Collected data:
= = = =

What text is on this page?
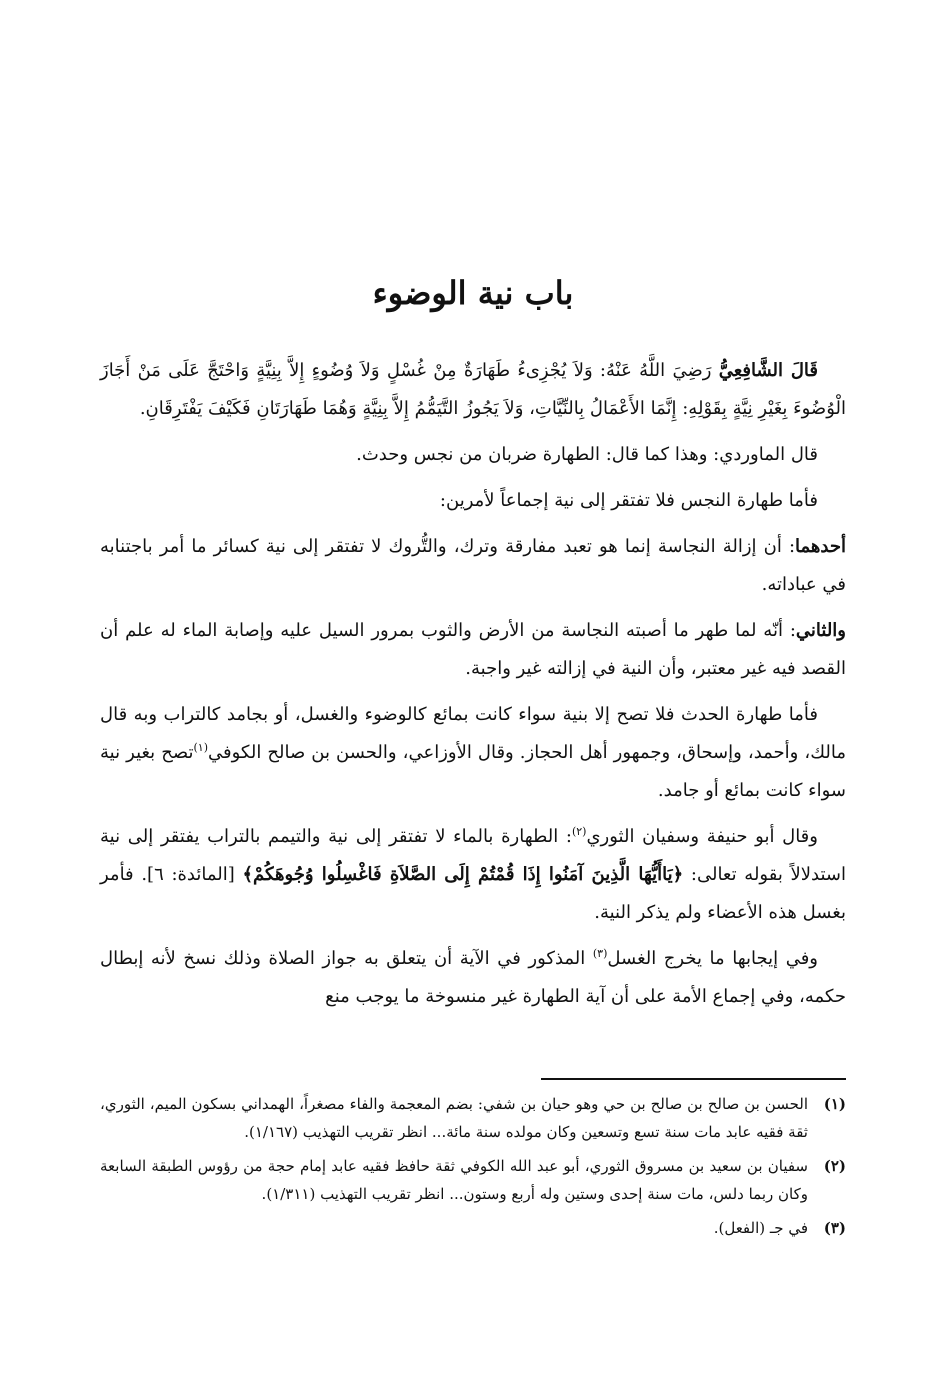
باب نية الوضوء

قَالَ الشَّافِعِيُّ رَضِيَ اللَّهُ عَنْهُ: وَلاَ يُجْزِىءُ طَهَارَةٌ مِنْ غُسْلٍ وَلاَ وُضُوءٍ إِلاَّ بِنِيَّةٍ وَاحْتَجَّ عَلَى مَنْ أَجَازَ الْوُضُوءَ بِغَيْرِ نِيَّةٍ بِقَوْلِهِ: إِنَّمَا الأَعْمَالُ بِالنِّيَّاتِ، وَلاَ يَجُوزُ التَّيَمُّمُ إِلاَّ بِنِيَّةٍ وَهُمَا طَهَارَتَانِ فَكَيْفَ يَفْتَرِقَانِ.

قال الماوردي: وهذا كما قال: الطهارة ضربان من نجس وحدث.

فأما طهارة النجس فلا تفتقر إلى نية إجماعاً لأمرين:

أحدهما: أن إزالة النجاسة إنما هو تعبد مفارقة وترك، والتُّروك لا تفتقر إلى نية كسائر ما أمر باجتنابه في عباداته.

والثاني: أنّه لما طهر ما أصبته النجاسة من الأرض والثوب بمرور السيل عليه وإصابة الماء له علم أن القصد فيه غير معتبر، وأن النية في إزالته غير واجبة.

فأما طهارة الحدث فلا تصح إلا بنية سواء كانت بمائع كالوضوء والغسل، أو بجامد كالتراب وبه قال مالك، وأحمد، وإسحاق، وجمهور أهل الحجاز. وقال الأوزاعي، والحسن بن صالح الكوفي$^{(١)}$تصح بغير نية سواء كانت بمائع أو جامد.

وقال أبو حنيفة وسفيان الثوري$^{(٢)}$: الطهارة بالماء لا تفتقر إلى نية والتيمم بالتراب يفتقر إلى نية استدلالاً بقوله تعالى: ﴿يَاأَيُّهَا الَّذِينَ آمَنُوا إِذَا قُمْتُمْ إِلَى الصَّلاَةِ فَاغْسِلُوا وُجُوهَكُمْ﴾ [المائدة: ٦]. فأمر بغسل هذه الأعضاء ولم يذكر النية.

وفي إيجابها ما يخرج الغسل$^{(٣)}$ المذكور في الآية أن يتعلق به جواز الصلاة وذلك نسخ لأنه إبطال حكمه، وفي إجماع الأمة على أن آية الطهارة غير منسوخة ما يوجب منع

(١)
الحسن بن صالح بن صالح بن حي وهو حيان بن شفي: بضم المعجمة والفاء مصغراً، الهمداني بسكون الميم، الثوري، ثقة فقيه عابد مات سنة تسع وتسعين وكان مولده سنة مائة... انظر تقريب التهذيب (١/١٦٧).
(٢)
سفيان بن سعيد بن مسروق الثوري، أبو عبد الله الكوفي ثقة حافظ فقيه عابد إمام حجة من رؤوس الطبقة السابعة وكان ربما دلس، مات سنة إحدى وستين وله أربع وستون... انظر تقريب التهذيب (١/٣١١).
(٣)
في جـ (الفعل).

= = = =

Every entry must be transcribed exactly. Pictures do not belong in the copy.

What text is on this page?
باب نية الوضوء

قَالَ الشَّافِعِيُّ رَضِيَ اللَّهُ عَنْهُ: وَلاَ يُجْزِىءُ طَهَارَةٌ مِنْ غُسْلٍ وَلاَ وُضُوءٍ إِلاَّ بِنِيَّةٍ وَاحْتَجَّ عَلَى مَنْ أَجَازَ الْوُضُوءَ بِغَيْرِ نِيَّةٍ بِقَوْلِهِ: إِنَّمَا الأَعْمَالُ بِالنِّيَّاتِ، وَلاَ يَجُوزُ التَّيَمُّمُ إِلاَّ بِنِيَّةٍ وَهُمَا طَهَارَتَانِ فَكَيْفَ يَفْتَرِقَانِ.

قال الماوردي: وهذا كما قال: الطهارة ضربان من نجس وحدث.

فأما طهارة النجس فلا تفتقر إلى نية إجماعاً لأمرين:

أحدهما: أن إزالة النجاسة إنما هو تعبد مفارقة وترك، والتُّروك لا تفتقر إلى نية كسائر ما أمر باجتنابه في عباداته.

والثاني: أنّه لما طهر ما أصبته النجاسة من الأرض والثوب بمرور السيل عليه وإصابة الماء له علم أن القصد فيه غير معتبر، وأن النية في إزالته غير واجبة.

فأما طهارة الحدث فلا تصح إلا بنية سواء كانت بمائع كالوضوء والغسل، أو بجامد كالتراب وبه قال مالك، وأحمد، وإسحاق، وجمهور أهل الحجاز. وقال الأوزاعي، والحسن بن صالح الكوفي$^{(١)}$تصح بغير نية سواء كانت بمائع أو جامد.

وقال أبو حنيفة وسفيان الثوري$^{(٢)}$: الطهارة بالماء لا تفتقر إلى نية والتيمم بالتراب يفتقر إلى نية استدلالاً بقوله تعالى: ﴿يَاأَيُّهَا الَّذِينَ آمَنُوا إِذَا قُمْتُمْ إِلَى الصَّلاَةِ فَاغْسِلُوا وُجُوهَكُمْ﴾ [المائدة: ٦]. فأمر بغسل هذه الأعضاء ولم يذكر النية.

وفي إيجابها ما يخرج الغسل$^{(٣)}$ المذكور في الآية أن يتعلق به جواز الصلاة وذلك نسخ لأنه إبطال حكمه، وفي إجماع الأمة على أن آية الطهارة غير منسوخة ما يوجب منع

(١)
الحسن بن صالح بن صالح بن حي وهو حيان بن شفي: بضم المعجمة والفاء مصغراً، الهمداني بسكون الميم، الثوري، ثقة فقيه عابد مات سنة تسع وتسعين وكان مولده سنة مائة... انظر تقريب التهذيب (١/١٦٧).
(٢)
سفيان بن سعيد بن مسروق الثوري، أبو عبد الله الكوفي ثقة حافظ فقيه عابد إمام حجة من رؤوس الطبقة السابعة وكان ربما دلس، مات سنة إحدى وستين وله أربع وستون... انظر تقريب التهذيب (١/٣١١).
(٣)
في جـ (الفعل).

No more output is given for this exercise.